DIRECTIONS FOR THIS TASK -
Reproduce the entries word for word, and omit any picture you find in them.

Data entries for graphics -
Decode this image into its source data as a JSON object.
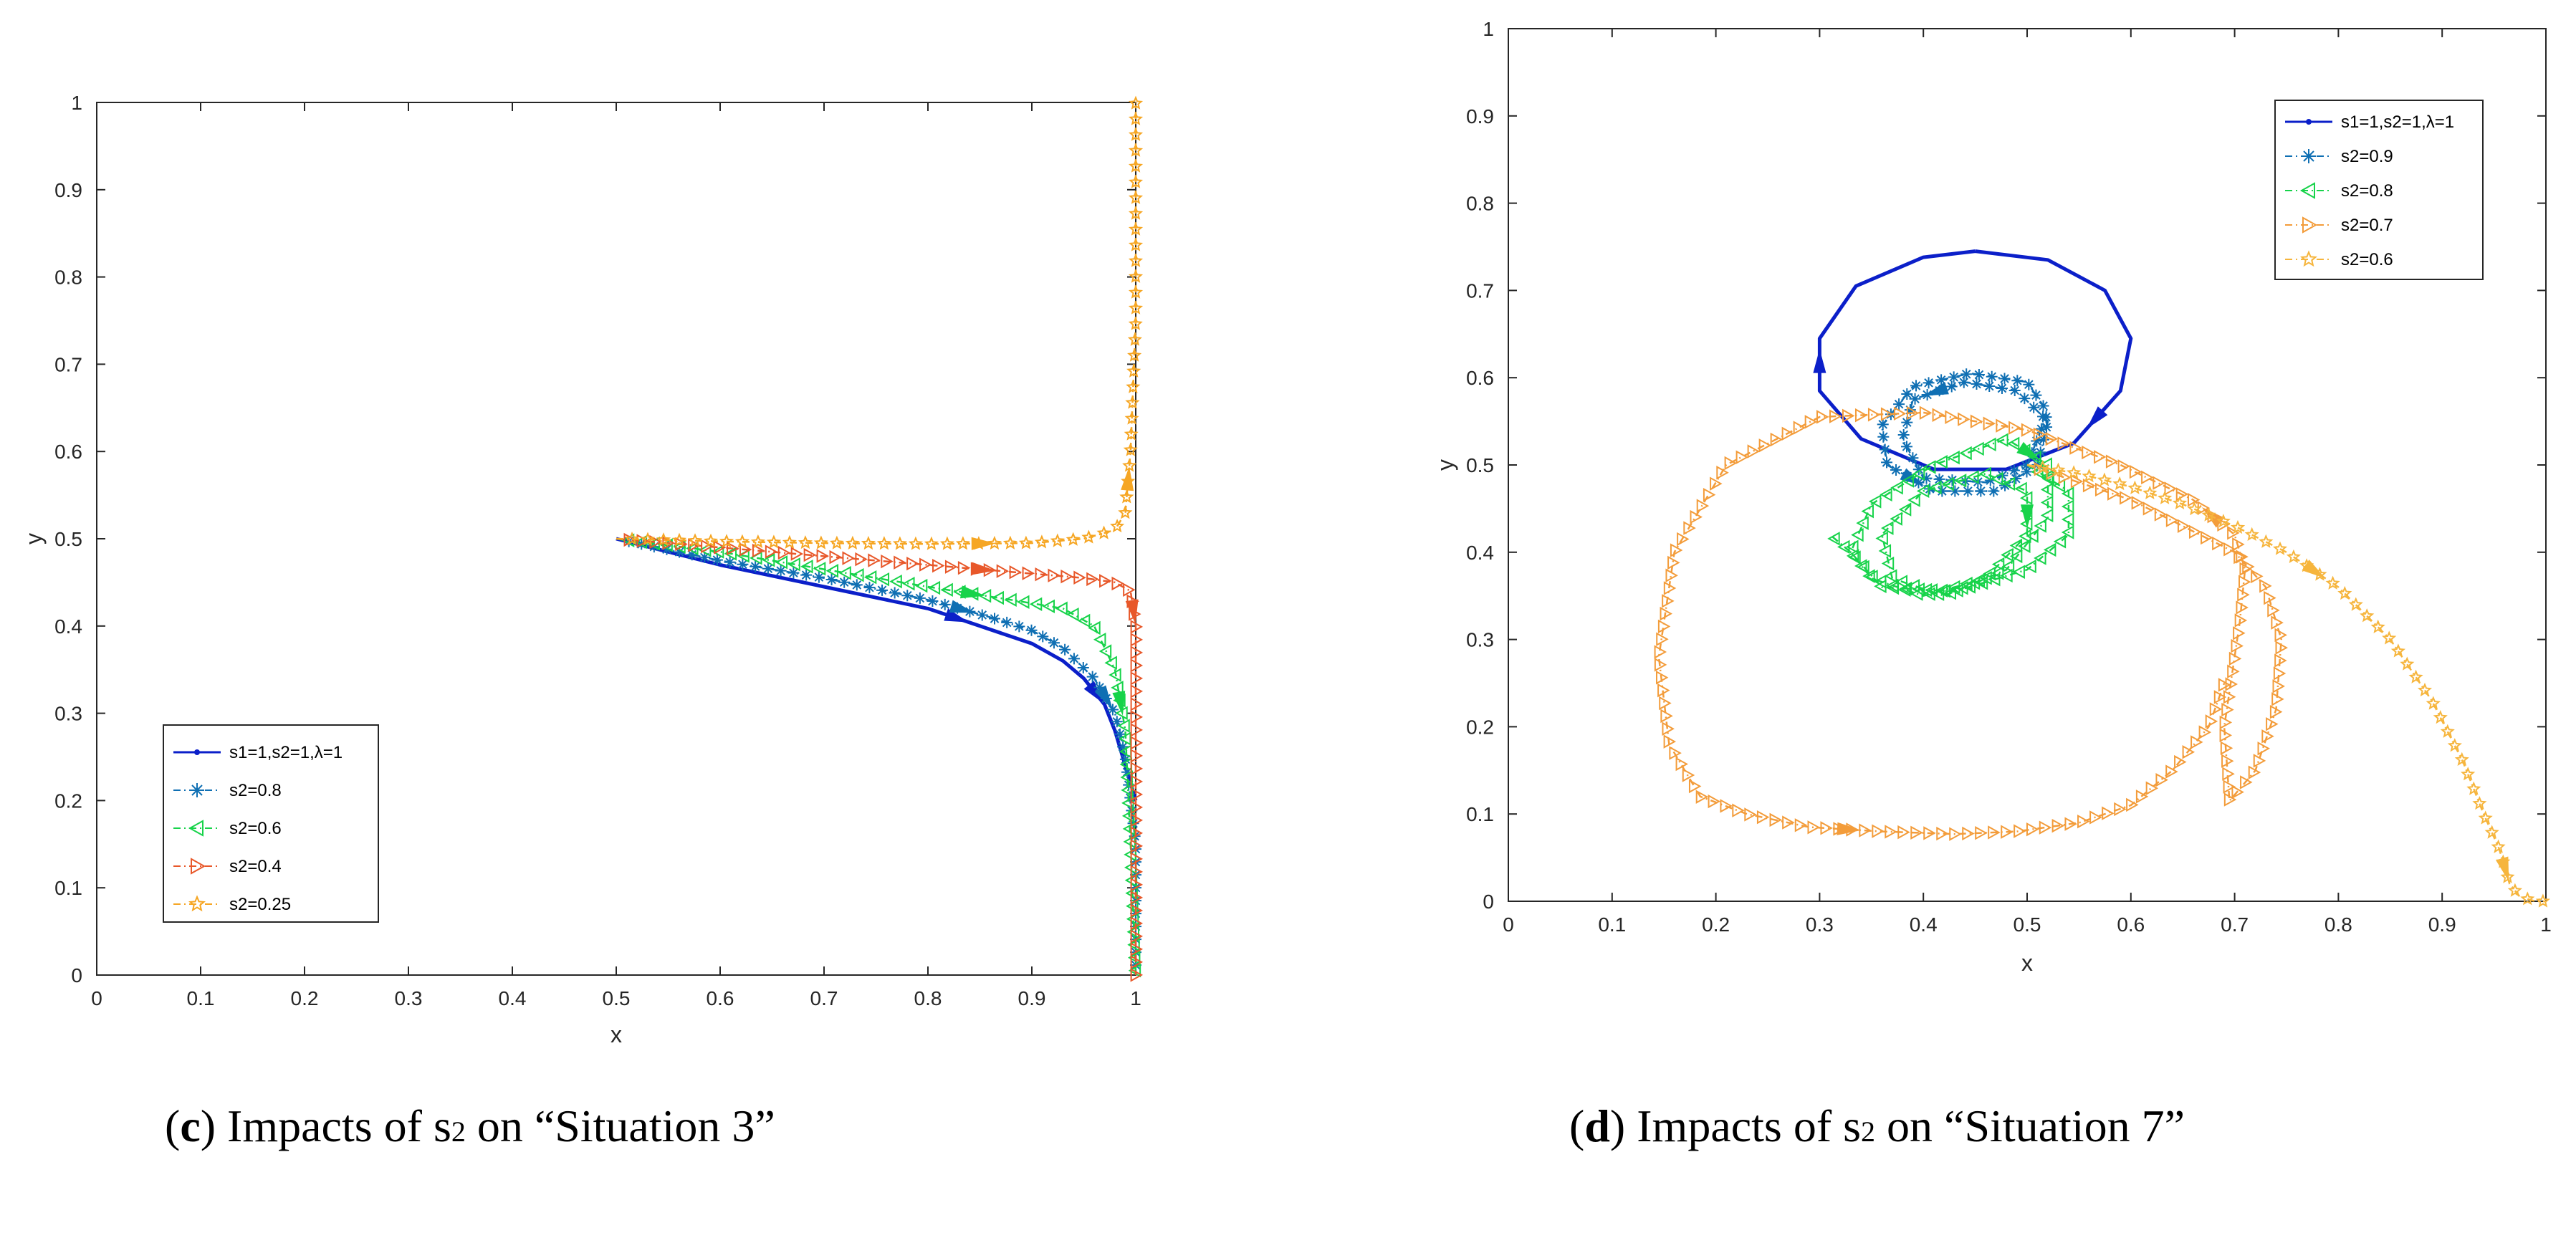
{
  "chart_data": [
    {
      "type": "line",
      "title": "",
      "xlabel": "x",
      "ylabel": "y",
      "xlim": [
        0,
        1
      ],
      "ylim": [
        0,
        1
      ],
      "xticks": [
        "0",
        "0.1",
        "0.2",
        "0.3",
        "0.4",
        "0.5",
        "0.6",
        "0.7",
        "0.8",
        "0.9",
        "1"
      ],
      "yticks": [
        "0",
        "0.1",
        "0.2",
        "0.3",
        "0.4",
        "0.5",
        "0.6",
        "0.7",
        "0.8",
        "0.9",
        "1"
      ],
      "legend_position": "bottom-left",
      "caption": {
        "letter": "c",
        "pre": ") Impacts of s",
        "sub": "2",
        "post": " on “Situation 3”"
      },
      "series": [
        {
          "name": "s1=1,s2=1,λ=1",
          "color": "#0b1fc9",
          "marker": "dot",
          "dash": "solid",
          "x": [
            0.5,
            0.6,
            0.7,
            0.8,
            0.85,
            0.9,
            0.93,
            0.95,
            0.97,
            0.98,
            0.99,
            1.0
          ],
          "y": [
            0.5,
            0.47,
            0.445,
            0.42,
            0.4,
            0.38,
            0.36,
            0.34,
            0.31,
            0.28,
            0.24,
            0.2
          ]
        },
        {
          "name": "s2=0.8",
          "color": "#0f6fb3",
          "marker": "star",
          "dash": "dashdot",
          "x": [
            0.5,
            0.6,
            0.7,
            0.8,
            0.86,
            0.9,
            0.93,
            0.96,
            0.98,
            0.99,
            1.0,
            1.0
          ],
          "y": [
            0.5,
            0.475,
            0.455,
            0.43,
            0.41,
            0.395,
            0.375,
            0.34,
            0.3,
            0.25,
            0.15,
            0.0
          ]
        },
        {
          "name": "s2=0.6",
          "color": "#17d34a",
          "marker": "triangle-left",
          "dash": "dashdot",
          "x": [
            0.5,
            0.6,
            0.7,
            0.8,
            0.88,
            0.93,
            0.96,
            0.98,
            0.99,
            0.995,
            1.0
          ],
          "y": [
            0.5,
            0.485,
            0.465,
            0.445,
            0.43,
            0.42,
            0.4,
            0.35,
            0.28,
            0.15,
            0.0
          ]
        },
        {
          "name": "s2=0.4",
          "color": "#e8582a",
          "marker": "triangle-right",
          "dash": "dashdot",
          "x": [
            0.5,
            0.6,
            0.7,
            0.8,
            0.9,
            0.95,
            0.98,
            0.995,
            1.0,
            1.0,
            1.0
          ],
          "y": [
            0.5,
            0.49,
            0.48,
            0.47,
            0.46,
            0.455,
            0.45,
            0.44,
            0.4,
            0.2,
            0.0
          ]
        },
        {
          "name": "s2=0.25",
          "color": "#f6a623",
          "marker": "pentagram",
          "dash": "dashdot",
          "x": [
            0.5,
            0.6,
            0.7,
            0.8,
            0.9,
            0.95,
            0.98,
            0.99,
            0.995,
            1.0,
            1.0,
            1.0
          ],
          "y": [
            0.5,
            0.497,
            0.495,
            0.494,
            0.495,
            0.5,
            0.51,
            0.53,
            0.6,
            0.75,
            0.9,
            1.0
          ]
        }
      ]
    },
    {
      "type": "line",
      "title": "",
      "xlabel": "x",
      "ylabel": "y",
      "xlim": [
        0,
        1
      ],
      "ylim": [
        0,
        1
      ],
      "xticks": [
        "0",
        "0.1",
        "0.2",
        "0.3",
        "0.4",
        "0.5",
        "0.6",
        "0.7",
        "0.8",
        "0.9",
        "1"
      ],
      "yticks": [
        "0",
        "0.1",
        "0.2",
        "0.3",
        "0.4",
        "0.5",
        "0.6",
        "0.7",
        "0.8",
        "0.9",
        "1"
      ],
      "legend_position": "top-right",
      "caption": {
        "letter": "d",
        "pre": ") Impacts of s",
        "sub": "2",
        "post": " on “Situation 7”"
      },
      "series": [
        {
          "name": "s1=1,s2=1,λ=1",
          "color": "#0b1fc9",
          "marker": "dot",
          "dash": "solid",
          "x": [
            0.45,
            0.52,
            0.575,
            0.6,
            0.59,
            0.545,
            0.48,
            0.41,
            0.34,
            0.3,
            0.3,
            0.335,
            0.4,
            0.45
          ],
          "y": [
            0.745,
            0.735,
            0.7,
            0.645,
            0.585,
            0.525,
            0.495,
            0.495,
            0.53,
            0.585,
            0.645,
            0.705,
            0.738,
            0.745
          ]
        },
        {
          "name": "s2=0.9",
          "color": "#0f6fb3",
          "marker": "star",
          "dash": "dashdot",
          "x": [
            0.5,
            0.52,
            0.5,
            0.445,
            0.39,
            0.36,
            0.365,
            0.41,
            0.47,
            0.51,
            0.52,
            0.49,
            0.44,
            0.39,
            0.38,
            0.4,
            0.46,
            0.5
          ],
          "y": [
            0.5,
            0.56,
            0.595,
            0.605,
            0.59,
            0.545,
            0.5,
            0.47,
            0.47,
            0.5,
            0.55,
            0.585,
            0.595,
            0.575,
            0.53,
            0.485,
            0.48,
            0.5
          ]
        },
        {
          "name": "s2=0.8",
          "color": "#17d34a",
          "marker": "triangle-left",
          "dash": "dashdot",
          "x": [
            0.5,
            0.54,
            0.54,
            0.5,
            0.43,
            0.36,
            0.33,
            0.35,
            0.41,
            0.48,
            0.52,
            0.52,
            0.48,
            0.42,
            0.37,
            0.36,
            0.4,
            0.46,
            0.5,
            0.5,
            0.46,
            0.4,
            0.35,
            0.33,
            0.31
          ],
          "y": [
            0.5,
            0.47,
            0.42,
            0.38,
            0.355,
            0.36,
            0.4,
            0.455,
            0.5,
            0.53,
            0.5,
            0.44,
            0.38,
            0.35,
            0.37,
            0.42,
            0.47,
            0.49,
            0.47,
            0.42,
            0.37,
            0.35,
            0.37,
            0.4,
            0.42
          ]
        },
        {
          "name": "s2=0.7",
          "color": "#f39c3a",
          "marker": "triangle-right",
          "dash": "dashdot",
          "x": [
            0.5,
            0.55,
            0.6,
            0.65,
            0.7,
            0.73,
            0.745,
            0.74,
            0.72,
            0.695,
            0.69,
            0.705,
            0.71,
            0.7,
            0.66,
            0.59,
            0.5,
            0.4,
            0.3,
            0.21,
            0.16,
            0.145,
            0.155,
            0.185,
            0.23,
            0.29,
            0.36,
            0.43,
            0.49,
            0.55,
            0.6,
            0.64,
            0.675,
            0.69
          ],
          "y": [
            0.5,
            0.48,
            0.46,
            0.43,
            0.4,
            0.36,
            0.3,
            0.22,
            0.15,
            0.115,
            0.2,
            0.32,
            0.38,
            0.42,
            0.46,
            0.5,
            0.54,
            0.56,
            0.555,
            0.5,
            0.4,
            0.28,
            0.18,
            0.12,
            0.1,
            0.085,
            0.08,
            0.077,
            0.08,
            0.09,
            0.11,
            0.15,
            0.2,
            0.25
          ]
        },
        {
          "name": "s2=0.6",
          "color": "#f6b53d",
          "marker": "pentagram",
          "dash": "dashdot",
          "x": [
            0.5,
            0.55,
            0.6,
            0.65,
            0.7,
            0.75,
            0.8,
            0.85,
            0.89,
            0.92,
            0.94,
            0.955,
            0.965,
            0.975,
            0.99,
            1.0
          ],
          "y": [
            0.5,
            0.49,
            0.475,
            0.455,
            0.43,
            0.4,
            0.36,
            0.3,
            0.23,
            0.16,
            0.1,
            0.06,
            0.02,
            0.005,
            0.0,
            0.0
          ]
        }
      ]
    }
  ]
}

TASK RESPONSE -
Decode this image into its source data as a JSON object.
{
  "chart_data": [
    {
      "type": "line",
      "title": "",
      "xlabel": "x",
      "ylabel": "y",
      "xlim": [
        0,
        1
      ],
      "ylim": [
        0,
        1
      ],
      "xticks": [
        "0",
        "0.1",
        "0.2",
        "0.3",
        "0.4",
        "0.5",
        "0.6",
        "0.7",
        "0.8",
        "0.9",
        "1"
      ],
      "yticks": [
        "0",
        "0.1",
        "0.2",
        "0.3",
        "0.4",
        "0.5",
        "0.6",
        "0.7",
        "0.8",
        "0.9",
        "1"
      ],
      "legend_position": "bottom-left",
      "caption": {
        "letter": "c",
        "pre": ") Impacts of s",
        "sub": "2",
        "post": " on “Situation 3”"
      },
      "series": [
        {
          "name": "s1=1,s2=1,λ=1",
          "color": "#0b1fc9",
          "marker": "dot",
          "dash": "solid",
          "x": [
            0.5,
            0.6,
            0.7,
            0.8,
            0.85,
            0.9,
            0.93,
            0.95,
            0.97,
            0.98,
            0.99,
            1.0
          ],
          "y": [
            0.5,
            0.47,
            0.445,
            0.42,
            0.4,
            0.38,
            0.36,
            0.34,
            0.31,
            0.28,
            0.24,
            0.2
          ]
        },
        {
          "name": "s2=0.8",
          "color": "#0f6fb3",
          "marker": "star",
          "dash": "dashdot",
          "x": [
            0.5,
            0.6,
            0.7,
            0.8,
            0.86,
            0.9,
            0.93,
            0.96,
            0.98,
            0.99,
            1.0,
            1.0
          ],
          "y": [
            0.5,
            0.475,
            0.455,
            0.43,
            0.41,
            0.395,
            0.375,
            0.34,
            0.3,
            0.25,
            0.15,
            0.0
          ]
        },
        {
          "name": "s2=0.6",
          "color": "#17d34a",
          "marker": "triangle-left",
          "dash": "dashdot",
          "x": [
            0.5,
            0.6,
            0.7,
            0.8,
            0.88,
            0.93,
            0.96,
            0.98,
            0.99,
            0.995,
            1.0
          ],
          "y": [
            0.5,
            0.485,
            0.465,
            0.445,
            0.43,
            0.42,
            0.4,
            0.35,
            0.28,
            0.15,
            0.0
          ]
        },
        {
          "name": "s2=0.4",
          "color": "#e8582a",
          "marker": "triangle-right",
          "dash": "dashdot",
          "x": [
            0.5,
            0.6,
            0.7,
            0.8,
            0.9,
            0.95,
            0.98,
            0.995,
            1.0,
            1.0,
            1.0
          ],
          "y": [
            0.5,
            0.49,
            0.48,
            0.47,
            0.46,
            0.455,
            0.45,
            0.44,
            0.4,
            0.2,
            0.0
          ]
        },
        {
          "name": "s2=0.25",
          "color": "#f6a623",
          "marker": "pentagram",
          "dash": "dashdot",
          "x": [
            0.5,
            0.6,
            0.7,
            0.8,
            0.9,
            0.95,
            0.98,
            0.99,
            0.995,
            1.0,
            1.0,
            1.0
          ],
          "y": [
            0.5,
            0.497,
            0.495,
            0.494,
            0.495,
            0.5,
            0.51,
            0.53,
            0.6,
            0.75,
            0.9,
            1.0
          ]
        }
      ]
    },
    {
      "type": "line",
      "title": "",
      "xlabel": "x",
      "ylabel": "y",
      "xlim": [
        0,
        1
      ],
      "ylim": [
        0,
        1
      ],
      "xticks": [
        "0",
        "0.1",
        "0.2",
        "0.3",
        "0.4",
        "0.5",
        "0.6",
        "0.7",
        "0.8",
        "0.9",
        "1"
      ],
      "yticks": [
        "0",
        "0.1",
        "0.2",
        "0.3",
        "0.4",
        "0.5",
        "0.6",
        "0.7",
        "0.8",
        "0.9",
        "1"
      ],
      "legend_position": "top-right",
      "caption": {
        "letter": "d",
        "pre": ") Impacts of s",
        "sub": "2",
        "post": " on “Situation 7”"
      },
      "series": [
        {
          "name": "s1=1,s2=1,λ=1",
          "color": "#0b1fc9",
          "marker": "dot",
          "dash": "solid",
          "x": [
            0.45,
            0.52,
            0.575,
            0.6,
            0.59,
            0.545,
            0.48,
            0.41,
            0.34,
            0.3,
            0.3,
            0.335,
            0.4,
            0.45
          ],
          "y": [
            0.745,
            0.735,
            0.7,
            0.645,
            0.585,
            0.525,
            0.495,
            0.495,
            0.53,
            0.585,
            0.645,
            0.705,
            0.738,
            0.745
          ]
        },
        {
          "name": "s2=0.9",
          "color": "#0f6fb3",
          "marker": "star",
          "dash": "dashdot",
          "x": [
            0.5,
            0.52,
            0.5,
            0.445,
            0.39,
            0.36,
            0.365,
            0.41,
            0.47,
            0.51,
            0.52,
            0.49,
            0.44,
            0.39,
            0.38,
            0.4,
            0.46,
            0.5
          ],
          "y": [
            0.5,
            0.56,
            0.595,
            0.605,
            0.59,
            0.545,
            0.5,
            0.47,
            0.47,
            0.5,
            0.55,
            0.585,
            0.595,
            0.575,
            0.53,
            0.485,
            0.48,
            0.5
          ]
        },
        {
          "name": "s2=0.8",
          "color": "#17d34a",
          "marker": "triangle-left",
          "dash": "dashdot",
          "x": [
            0.5,
            0.54,
            0.54,
            0.5,
            0.43,
            0.36,
            0.33,
            0.35,
            0.41,
            0.48,
            0.52,
            0.52,
            0.48,
            0.42,
            0.37,
            0.36,
            0.4,
            0.46,
            0.5,
            0.5,
            0.46,
            0.4,
            0.35,
            0.33,
            0.31
          ],
          "y": [
            0.5,
            0.47,
            0.42,
            0.38,
            0.355,
            0.36,
            0.4,
            0.455,
            0.5,
            0.53,
            0.5,
            0.44,
            0.38,
            0.35,
            0.37,
            0.42,
            0.47,
            0.49,
            0.47,
            0.42,
            0.37,
            0.35,
            0.37,
            0.4,
            0.42
          ]
        },
        {
          "name": "s2=0.7",
          "color": "#f39c3a",
          "marker": "triangle-right",
          "dash": "dashdot",
          "x": [
            0.5,
            0.55,
            0.6,
            0.65,
            0.7,
            0.73,
            0.745,
            0.74,
            0.72,
            0.695,
            0.69,
            0.705,
            0.71,
            0.7,
            0.66,
            0.59,
            0.5,
            0.4,
            0.3,
            0.21,
            0.16,
            0.145,
            0.155,
            0.185,
            0.23,
            0.29,
            0.36,
            0.43,
            0.49,
            0.55,
            0.6,
            0.64,
            0.675,
            0.69
          ],
          "y": [
            0.5,
            0.48,
            0.46,
            0.43,
            0.4,
            0.36,
            0.3,
            0.22,
            0.15,
            0.115,
            0.2,
            0.32,
            0.38,
            0.42,
            0.46,
            0.5,
            0.54,
            0.56,
            0.555,
            0.5,
            0.4,
            0.28,
            0.18,
            0.12,
            0.1,
            0.085,
            0.08,
            0.077,
            0.08,
            0.09,
            0.11,
            0.15,
            0.2,
            0.25
          ]
        },
        {
          "name": "s2=0.6",
          "color": "#f6b53d",
          "marker": "pentagram",
          "dash": "dashdot",
          "x": [
            0.5,
            0.55,
            0.6,
            0.65,
            0.7,
            0.75,
            0.8,
            0.85,
            0.89,
            0.92,
            0.94,
            0.955,
            0.965,
            0.975,
            0.99,
            1.0
          ],
          "y": [
            0.5,
            0.49,
            0.475,
            0.455,
            0.43,
            0.4,
            0.36,
            0.3,
            0.23,
            0.16,
            0.1,
            0.06,
            0.02,
            0.005,
            0.0,
            0.0
          ]
        }
      ]
    }
  ]
}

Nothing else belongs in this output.